begin

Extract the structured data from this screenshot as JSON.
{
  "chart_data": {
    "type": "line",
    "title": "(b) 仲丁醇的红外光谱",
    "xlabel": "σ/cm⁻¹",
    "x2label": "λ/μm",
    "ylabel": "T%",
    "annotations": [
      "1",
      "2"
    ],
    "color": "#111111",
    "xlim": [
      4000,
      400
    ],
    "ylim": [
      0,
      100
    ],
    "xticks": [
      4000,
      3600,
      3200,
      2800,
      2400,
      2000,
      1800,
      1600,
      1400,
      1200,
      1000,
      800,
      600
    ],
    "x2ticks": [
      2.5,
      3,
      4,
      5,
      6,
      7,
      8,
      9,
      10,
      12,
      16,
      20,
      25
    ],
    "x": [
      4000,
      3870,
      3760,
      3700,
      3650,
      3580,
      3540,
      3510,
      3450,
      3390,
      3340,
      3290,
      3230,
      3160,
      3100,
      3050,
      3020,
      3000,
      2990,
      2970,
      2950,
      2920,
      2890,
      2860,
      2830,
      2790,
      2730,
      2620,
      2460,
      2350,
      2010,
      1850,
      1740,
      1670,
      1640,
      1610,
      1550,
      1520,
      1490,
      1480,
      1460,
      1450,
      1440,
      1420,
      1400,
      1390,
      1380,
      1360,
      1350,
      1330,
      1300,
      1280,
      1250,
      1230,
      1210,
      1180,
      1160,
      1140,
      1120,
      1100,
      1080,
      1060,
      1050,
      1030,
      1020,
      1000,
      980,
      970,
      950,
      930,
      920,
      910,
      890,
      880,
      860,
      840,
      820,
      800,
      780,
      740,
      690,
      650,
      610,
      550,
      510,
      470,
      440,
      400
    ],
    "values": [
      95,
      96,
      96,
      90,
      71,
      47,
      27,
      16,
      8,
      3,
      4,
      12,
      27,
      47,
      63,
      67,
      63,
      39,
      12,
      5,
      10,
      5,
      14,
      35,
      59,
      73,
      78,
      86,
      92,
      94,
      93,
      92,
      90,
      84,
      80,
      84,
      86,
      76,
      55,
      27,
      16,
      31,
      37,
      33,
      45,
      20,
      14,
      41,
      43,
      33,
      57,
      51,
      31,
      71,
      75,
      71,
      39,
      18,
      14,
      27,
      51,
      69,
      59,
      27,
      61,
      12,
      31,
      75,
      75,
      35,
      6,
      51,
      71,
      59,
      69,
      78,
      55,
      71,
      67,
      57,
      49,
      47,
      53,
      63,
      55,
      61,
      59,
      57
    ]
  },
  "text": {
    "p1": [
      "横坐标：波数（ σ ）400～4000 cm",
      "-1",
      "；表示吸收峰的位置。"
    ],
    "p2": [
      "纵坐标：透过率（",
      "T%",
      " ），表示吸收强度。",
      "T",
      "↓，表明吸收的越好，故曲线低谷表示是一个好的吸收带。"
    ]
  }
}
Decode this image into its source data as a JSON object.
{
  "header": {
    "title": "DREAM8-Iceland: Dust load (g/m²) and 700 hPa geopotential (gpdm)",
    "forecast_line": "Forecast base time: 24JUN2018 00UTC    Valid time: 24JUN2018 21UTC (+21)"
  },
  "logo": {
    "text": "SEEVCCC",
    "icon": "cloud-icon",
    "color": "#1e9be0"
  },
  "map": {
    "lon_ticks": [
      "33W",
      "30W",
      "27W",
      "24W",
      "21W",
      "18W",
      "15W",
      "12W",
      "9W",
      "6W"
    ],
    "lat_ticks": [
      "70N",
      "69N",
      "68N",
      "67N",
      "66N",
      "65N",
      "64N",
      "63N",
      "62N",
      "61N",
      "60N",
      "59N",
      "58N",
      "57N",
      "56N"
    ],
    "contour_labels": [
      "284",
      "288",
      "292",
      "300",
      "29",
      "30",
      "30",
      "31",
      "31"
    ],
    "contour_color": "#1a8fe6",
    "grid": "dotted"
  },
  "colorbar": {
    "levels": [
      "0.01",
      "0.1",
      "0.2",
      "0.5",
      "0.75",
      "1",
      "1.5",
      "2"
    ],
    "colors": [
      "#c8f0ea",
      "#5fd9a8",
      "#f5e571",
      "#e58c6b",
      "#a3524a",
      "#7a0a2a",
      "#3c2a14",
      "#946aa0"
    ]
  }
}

end

*Goal*: Reproduce the entries above in full, verbatim.

*Complete answer*:
Extract the structured data from this screenshot as JSON.
{
  "chart_data": {
    "type": "line",
    "title": "(b) 仲丁醇的红外光谱",
    "xlabel": "σ/cm⁻¹",
    "x2label": "λ/μm",
    "ylabel": "T%",
    "annotations": [
      "1",
      "2"
    ],
    "color": "#111111",
    "xlim": [
      4000,
      400
    ],
    "ylim": [
      0,
      100
    ],
    "xticks": [
      4000,
      3600,
      3200,
      2800,
      2400,
      2000,
      1800,
      1600,
      1400,
      1200,
      1000,
      800,
      600
    ],
    "x2ticks": [
      2.5,
      3,
      4,
      5,
      6,
      7,
      8,
      9,
      10,
      12,
      16,
      20,
      25
    ],
    "x": [
      4000,
      3870,
      3760,
      3700,
      3650,
      3580,
      3540,
      3510,
      3450,
      3390,
      3340,
      3290,
      3230,
      3160,
      3100,
      3050,
      3020,
      3000,
      2990,
      2970,
      2950,
      2920,
      2890,
      2860,
      2830,
      2790,
      2730,
      2620,
      2460,
      2350,
      2010,
      1850,
      1740,
      1670,
      1640,
      1610,
      1550,
      1520,
      1490,
      1480,
      1460,
      1450,
      1440,
      1420,
      1400,
      1390,
      1380,
      1360,
      1350,
      1330,
      1300,
      1280,
      1250,
      1230,
      1210,
      1180,
      1160,
      1140,
      1120,
      1100,
      1080,
      1060,
      1050,
      1030,
      1020,
      1000,
      980,
      970,
      950,
      930,
      920,
      910,
      890,
      880,
      860,
      840,
      820,
      800,
      780,
      740,
      690,
      650,
      610,
      550,
      510,
      470,
      440,
      400
    ],
    "values": [
      95,
      96,
      96,
      90,
      71,
      47,
      27,
      16,
      8,
      3,
      4,
      12,
      27,
      47,
      63,
      67,
      63,
      39,
      12,
      5,
      10,
      5,
      14,
      35,
      59,
      73,
      78,
      86,
      92,
      94,
      93,
      92,
      90,
      84,
      80,
      84,
      86,
      76,
      55,
      27,
      16,
      31,
      37,
      33,
      45,
      20,
      14,
      41,
      43,
      33,
      57,
      51,
      31,
      71,
      75,
      71,
      39,
      18,
      14,
      27,
      51,
      69,
      59,
      27,
      61,
      12,
      31,
      75,
      75,
      35,
      6,
      51,
      71,
      59,
      69,
      78,
      55,
      71,
      67,
      57,
      49,
      47,
      53,
      63,
      55,
      61,
      59,
      57
    ]
  },
  "text": {
    "p1": [
      "横坐标：波数（ σ ）400～4000 cm",
      "-1",
      "；表示吸收峰的位置。"
    ],
    "p2": [
      "纵坐标：透过率（",
      "T%",
      " ），表示吸收强度。",
      "T",
      "↓，表明吸收的越好，故曲线低谷表示是一个好的吸收带。"
    ]
  }
}
Decode this image into its source data as a JSON object.
{
  "header": {
    "title": "DREAM8-Iceland: Dust load (g/m²) and 700 hPa geopotential (gpdm)",
    "forecast_line": "Forecast base time: 24JUN2018 00UTC    Valid time: 24JUN2018 21UTC (+21)"
  },
  "logo": {
    "text": "SEEVCCC",
    "icon": "cloud-icon",
    "color": "#1e9be0"
  },
  "map": {
    "lon_ticks": [
      "33W",
      "30W",
      "27W",
      "24W",
      "21W",
      "18W",
      "15W",
      "12W",
      "9W",
      "6W"
    ],
    "lat_ticks": [
      "70N",
      "69N",
      "68N",
      "67N",
      "66N",
      "65N",
      "64N",
      "63N",
      "62N",
      "61N",
      "60N",
      "59N",
      "58N",
      "57N",
      "56N"
    ],
    "contour_labels": [
      "284",
      "288",
      "292",
      "300",
      "29",
      "30",
      "30",
      "31",
      "31"
    ],
    "contour_color": "#1a8fe6",
    "grid": "dotted"
  },
  "colorbar": {
    "levels": [
      "0.01",
      "0.1",
      "0.2",
      "0.5",
      "0.75",
      "1",
      "1.5",
      "2"
    ],
    "colors": [
      "#c8f0ea",
      "#5fd9a8",
      "#f5e571",
      "#e58c6b",
      "#a3524a",
      "#7a0a2a",
      "#3c2a14",
      "#946aa0"
    ]
  }
}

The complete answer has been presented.